# Task prompt:
The listing must be reproduced in full, exactly as it stands.

(Stored items from a collection)

□ □ □ □ □

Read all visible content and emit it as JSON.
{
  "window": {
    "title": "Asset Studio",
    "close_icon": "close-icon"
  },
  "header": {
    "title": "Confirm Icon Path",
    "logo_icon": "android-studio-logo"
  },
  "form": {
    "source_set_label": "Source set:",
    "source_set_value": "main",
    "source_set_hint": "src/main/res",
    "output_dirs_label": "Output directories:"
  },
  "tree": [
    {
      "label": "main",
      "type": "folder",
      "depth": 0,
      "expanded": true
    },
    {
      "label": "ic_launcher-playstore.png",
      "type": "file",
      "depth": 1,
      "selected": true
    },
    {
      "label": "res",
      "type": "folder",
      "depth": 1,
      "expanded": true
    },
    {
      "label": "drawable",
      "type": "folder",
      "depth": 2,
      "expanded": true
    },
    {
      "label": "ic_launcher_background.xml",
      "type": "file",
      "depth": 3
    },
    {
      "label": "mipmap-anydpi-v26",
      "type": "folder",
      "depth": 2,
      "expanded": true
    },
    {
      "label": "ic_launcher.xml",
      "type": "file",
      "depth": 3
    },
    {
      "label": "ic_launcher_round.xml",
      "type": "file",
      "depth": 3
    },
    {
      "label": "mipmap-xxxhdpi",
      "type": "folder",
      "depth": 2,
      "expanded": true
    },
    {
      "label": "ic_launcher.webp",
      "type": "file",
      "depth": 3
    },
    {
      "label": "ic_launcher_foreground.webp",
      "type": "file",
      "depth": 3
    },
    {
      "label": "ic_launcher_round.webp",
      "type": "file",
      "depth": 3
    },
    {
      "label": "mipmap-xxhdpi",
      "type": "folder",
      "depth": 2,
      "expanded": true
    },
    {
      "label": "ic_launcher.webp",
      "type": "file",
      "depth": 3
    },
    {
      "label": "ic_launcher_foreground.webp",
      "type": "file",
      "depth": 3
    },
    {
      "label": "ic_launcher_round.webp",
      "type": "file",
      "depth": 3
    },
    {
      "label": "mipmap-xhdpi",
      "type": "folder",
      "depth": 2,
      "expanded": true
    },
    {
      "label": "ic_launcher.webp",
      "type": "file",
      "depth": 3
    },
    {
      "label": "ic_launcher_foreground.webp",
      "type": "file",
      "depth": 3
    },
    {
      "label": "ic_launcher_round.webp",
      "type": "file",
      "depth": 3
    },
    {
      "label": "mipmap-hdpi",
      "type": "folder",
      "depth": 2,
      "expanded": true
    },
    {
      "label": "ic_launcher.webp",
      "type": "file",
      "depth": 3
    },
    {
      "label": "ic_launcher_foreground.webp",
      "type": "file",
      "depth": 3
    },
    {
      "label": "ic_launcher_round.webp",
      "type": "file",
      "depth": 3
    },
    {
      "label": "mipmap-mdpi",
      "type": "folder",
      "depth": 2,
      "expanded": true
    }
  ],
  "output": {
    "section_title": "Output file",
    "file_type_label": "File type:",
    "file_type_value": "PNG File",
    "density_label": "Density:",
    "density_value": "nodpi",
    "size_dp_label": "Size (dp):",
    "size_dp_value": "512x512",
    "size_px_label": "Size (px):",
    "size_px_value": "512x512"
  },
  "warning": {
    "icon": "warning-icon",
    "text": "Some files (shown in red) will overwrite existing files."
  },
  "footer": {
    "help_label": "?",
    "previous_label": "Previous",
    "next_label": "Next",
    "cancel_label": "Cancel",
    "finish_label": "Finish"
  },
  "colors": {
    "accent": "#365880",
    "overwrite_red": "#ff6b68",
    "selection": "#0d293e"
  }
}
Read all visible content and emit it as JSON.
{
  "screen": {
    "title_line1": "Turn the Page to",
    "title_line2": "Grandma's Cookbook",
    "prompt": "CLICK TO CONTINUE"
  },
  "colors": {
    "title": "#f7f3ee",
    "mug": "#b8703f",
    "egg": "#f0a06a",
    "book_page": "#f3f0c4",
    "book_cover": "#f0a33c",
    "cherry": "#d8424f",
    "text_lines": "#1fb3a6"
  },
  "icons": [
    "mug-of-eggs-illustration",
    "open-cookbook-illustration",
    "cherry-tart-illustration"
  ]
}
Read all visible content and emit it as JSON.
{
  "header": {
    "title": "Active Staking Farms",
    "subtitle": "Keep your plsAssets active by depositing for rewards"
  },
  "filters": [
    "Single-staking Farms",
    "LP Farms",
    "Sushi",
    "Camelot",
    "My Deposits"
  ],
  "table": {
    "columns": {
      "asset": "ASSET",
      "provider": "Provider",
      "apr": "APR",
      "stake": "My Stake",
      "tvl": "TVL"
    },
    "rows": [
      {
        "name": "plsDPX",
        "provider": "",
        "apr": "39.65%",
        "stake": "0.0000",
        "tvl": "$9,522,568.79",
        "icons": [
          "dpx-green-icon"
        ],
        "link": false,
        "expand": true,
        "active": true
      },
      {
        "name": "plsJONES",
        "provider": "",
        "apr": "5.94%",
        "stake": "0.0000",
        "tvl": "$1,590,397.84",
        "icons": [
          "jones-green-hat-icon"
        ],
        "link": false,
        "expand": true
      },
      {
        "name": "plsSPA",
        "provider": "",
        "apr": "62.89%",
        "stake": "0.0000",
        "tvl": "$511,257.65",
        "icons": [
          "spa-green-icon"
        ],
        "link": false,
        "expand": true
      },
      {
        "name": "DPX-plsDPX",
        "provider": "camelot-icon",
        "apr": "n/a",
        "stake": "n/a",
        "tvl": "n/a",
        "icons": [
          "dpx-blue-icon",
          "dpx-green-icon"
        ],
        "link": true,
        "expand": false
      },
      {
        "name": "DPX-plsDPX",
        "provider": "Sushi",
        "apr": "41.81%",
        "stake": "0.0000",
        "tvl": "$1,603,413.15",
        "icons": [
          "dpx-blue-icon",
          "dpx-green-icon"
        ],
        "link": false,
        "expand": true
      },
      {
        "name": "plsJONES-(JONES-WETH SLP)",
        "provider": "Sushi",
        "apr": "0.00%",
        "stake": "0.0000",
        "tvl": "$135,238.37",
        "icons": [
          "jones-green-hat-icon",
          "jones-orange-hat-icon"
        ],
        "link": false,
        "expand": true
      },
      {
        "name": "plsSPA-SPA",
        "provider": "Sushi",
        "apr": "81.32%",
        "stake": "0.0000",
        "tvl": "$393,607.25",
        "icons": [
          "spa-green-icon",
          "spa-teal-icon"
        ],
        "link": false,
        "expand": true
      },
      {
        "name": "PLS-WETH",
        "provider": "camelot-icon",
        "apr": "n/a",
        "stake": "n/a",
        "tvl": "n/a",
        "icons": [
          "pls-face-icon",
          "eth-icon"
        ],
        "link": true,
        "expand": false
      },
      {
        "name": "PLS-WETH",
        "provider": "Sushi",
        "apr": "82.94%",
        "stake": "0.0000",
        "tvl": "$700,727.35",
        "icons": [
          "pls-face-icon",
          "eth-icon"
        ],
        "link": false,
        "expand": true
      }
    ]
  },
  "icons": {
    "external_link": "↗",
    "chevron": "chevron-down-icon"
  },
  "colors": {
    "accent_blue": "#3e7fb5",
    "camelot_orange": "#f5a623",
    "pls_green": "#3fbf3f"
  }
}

□ □ □ □ □

# Task response:
Read all visible content and emit it as JSON.
{
  "window": {
    "title": "Asset Studio",
    "close_icon": "close-icon"
  },
  "header": {
    "title": "Confirm Icon Path",
    "logo_icon": "android-studio-logo"
  },
  "form": {
    "source_set_label": "Source set:",
    "source_set_value": "main",
    "source_set_hint": "src/main/res",
    "output_dirs_label": "Output directories:"
  },
  "tree": [
    {
      "label": "main",
      "type": "folder",
      "depth": 0,
      "expanded": true
    },
    {
      "label": "ic_launcher-playstore.png",
      "type": "file",
      "depth": 1,
      "selected": true
    },
    {
      "label": "res",
      "type": "folder",
      "depth": 1,
      "expanded": true
    },
    {
      "label": "drawable",
      "type": "folder",
      "depth": 2,
      "expanded": true
    },
    {
      "label": "ic_launcher_background.xml",
      "type": "file",
      "depth": 3
    },
    {
      "label": "mipmap-anydpi-v26",
      "type": "folder",
      "depth": 2,
      "expanded": true
    },
    {
      "label": "ic_launcher.xml",
      "type": "file",
      "depth": 3
    },
    {
      "label": "ic_launcher_round.xml",
      "type": "file",
      "depth": 3
    },
    {
      "label": "mipmap-xxxhdpi",
      "type": "folder",
      "depth": 2,
      "expanded": true
    },
    {
      "label": "ic_launcher.webp",
      "type": "file",
      "depth": 3
    },
    {
      "label": "ic_launcher_foreground.webp",
      "type": "file",
      "depth": 3
    },
    {
      "label": "ic_launcher_round.webp",
      "type": "file",
      "depth": 3
    },
    {
      "label": "mipmap-xxhdpi",
      "type": "folder",
      "depth": 2,
      "expanded": true
    },
    {
      "label": "ic_launcher.webp",
      "type": "file",
      "depth": 3
    },
    {
      "label": "ic_launcher_foreground.webp",
      "type": "file",
      "depth": 3
    },
    {
      "label": "ic_launcher_round.webp",
      "type": "file",
      "depth": 3
    },
    {
      "label": "mipmap-xhdpi",
      "type": "folder",
      "depth": 2,
      "expanded": true
    },
    {
      "label": "ic_launcher.webp",
      "type": "file",
      "depth": 3
    },
    {
      "label": "ic_launcher_foreground.webp",
      "type": "file",
      "depth": 3
    },
    {
      "label": "ic_launcher_round.webp",
      "type": "file",
      "depth": 3
    },
    {
      "label": "mipmap-hdpi",
      "type": "folder",
      "depth": 2,
      "expanded": true
    },
    {
      "label": "ic_launcher.webp",
      "type": "file",
      "depth": 3
    },
    {
      "label": "ic_launcher_foreground.webp",
      "type": "file",
      "depth": 3
    },
    {
      "label": "ic_launcher_round.webp",
      "type": "file",
      "depth": 3
    },
    {
      "label": "mipmap-mdpi",
      "type": "folder",
      "depth": 2,
      "expanded": true
    }
  ],
  "output": {
    "section_title": "Output file",
    "file_type_label": "File type:",
    "file_type_value": "PNG File",
    "density_label": "Density:",
    "density_value": "nodpi",
    "size_dp_label": "Size (dp):",
    "size_dp_value": "512x512",
    "size_px_label": "Size (px):",
    "size_px_value": "512x512"
  },
  "warning": {
    "icon": "warning-icon",
    "text": "Some files (shown in red) will overwrite existing files."
  },
  "footer": {
    "help_label": "?",
    "previous_label": "Previous",
    "next_label": "Next",
    "cancel_label": "Cancel",
    "finish_label": "Finish"
  },
  "colors": {
    "accent": "#365880",
    "overwrite_red": "#ff6b68",
    "selection": "#0d293e"
  }
}
Read all visible content and emit it as JSON.
{
  "screen": {
    "title_line1": "Turn the Page to",
    "title_line2": "Grandma's Cookbook",
    "prompt": "CLICK TO CONTINUE"
  },
  "colors": {
    "title": "#f7f3ee",
    "mug": "#b8703f",
    "egg": "#f0a06a",
    "book_page": "#f3f0c4",
    "book_cover": "#f0a33c",
    "cherry": "#d8424f",
    "text_lines": "#1fb3a6"
  },
  "icons": [
    "mug-of-eggs-illustration",
    "open-cookbook-illustration",
    "cherry-tart-illustration"
  ]
}
Read all visible content and emit it as JSON.
{
  "header": {
    "title": "Active Staking Farms",
    "subtitle": "Keep your plsAssets active by depositing for rewards"
  },
  "filters": [
    "Single-staking Farms",
    "LP Farms",
    "Sushi",
    "Camelot",
    "My Deposits"
  ],
  "table": {
    "columns": {
      "asset": "ASSET",
      "provider": "Provider",
      "apr": "APR",
      "stake": "My Stake",
      "tvl": "TVL"
    },
    "rows": [
      {
        "name": "plsDPX",
        "provider": "",
        "apr": "39.65%",
        "stake": "0.0000",
        "tvl": "$9,522,568.79",
        "icons": [
          "dpx-green-icon"
        ],
        "link": false,
        "expand": true,
        "active": true
      },
      {
        "name": "plsJONES",
        "provider": "",
        "apr": "5.94%",
        "stake": "0.0000",
        "tvl": "$1,590,397.84",
        "icons": [
          "jones-green-hat-icon"
        ],
        "link": false,
        "expand": true
      },
      {
        "name": "plsSPA",
        "provider": "",
        "apr": "62.89%",
        "stake": "0.0000",
        "tvl": "$511,257.65",
        "icons": [
          "spa-green-icon"
        ],
        "link": false,
        "expand": true
      },
      {
        "name": "DPX-plsDPX",
        "provider": "camelot-icon",
        "apr": "n/a",
        "stake": "n/a",
        "tvl": "n/a",
        "icons": [
          "dpx-blue-icon",
          "dpx-green-icon"
        ],
        "link": true,
        "expand": false
      },
      {
        "name": "DPX-plsDPX",
        "provider": "Sushi",
        "apr": "41.81%",
        "stake": "0.0000",
        "tvl": "$1,603,413.15",
        "icons": [
          "dpx-blue-icon",
          "dpx-green-icon"
        ],
        "link": false,
        "expand": true
      },
      {
        "name": "plsJONES-(JONES-WETH SLP)",
        "provider": "Sushi",
        "apr": "0.00%",
        "stake": "0.0000",
        "tvl": "$135,238.37",
        "icons": [
          "jones-green-hat-icon",
          "jones-orange-hat-icon"
        ],
        "link": false,
        "expand": true
      },
      {
        "name": "plsSPA-SPA",
        "provider": "Sushi",
        "apr": "81.32%",
        "stake": "0.0000",
        "tvl": "$393,607.25",
        "icons": [
          "spa-green-icon",
          "spa-teal-icon"
        ],
        "link": false,
        "expand": true
      },
      {
        "name": "PLS-WETH",
        "provider": "camelot-icon",
        "apr": "n/a",
        "stake": "n/a",
        "tvl": "n/a",
        "icons": [
          "pls-face-icon",
          "eth-icon"
        ],
        "link": true,
        "expand": false
      },
      {
        "name": "PLS-WETH",
        "provider": "Sushi",
        "apr": "82.94%",
        "stake": "0.0000",
        "tvl": "$700,727.35",
        "icons": [
          "pls-face-icon",
          "eth-icon"
        ],
        "link": false,
        "expand": true
      }
    ]
  },
  "icons": {
    "external_link": "↗",
    "chevron": "chevron-down-icon"
  },
  "colors": {
    "accent_blue": "#3e7fb5",
    "camelot_orange": "#f5a623",
    "pls_green": "#3fbf3f"
  }
}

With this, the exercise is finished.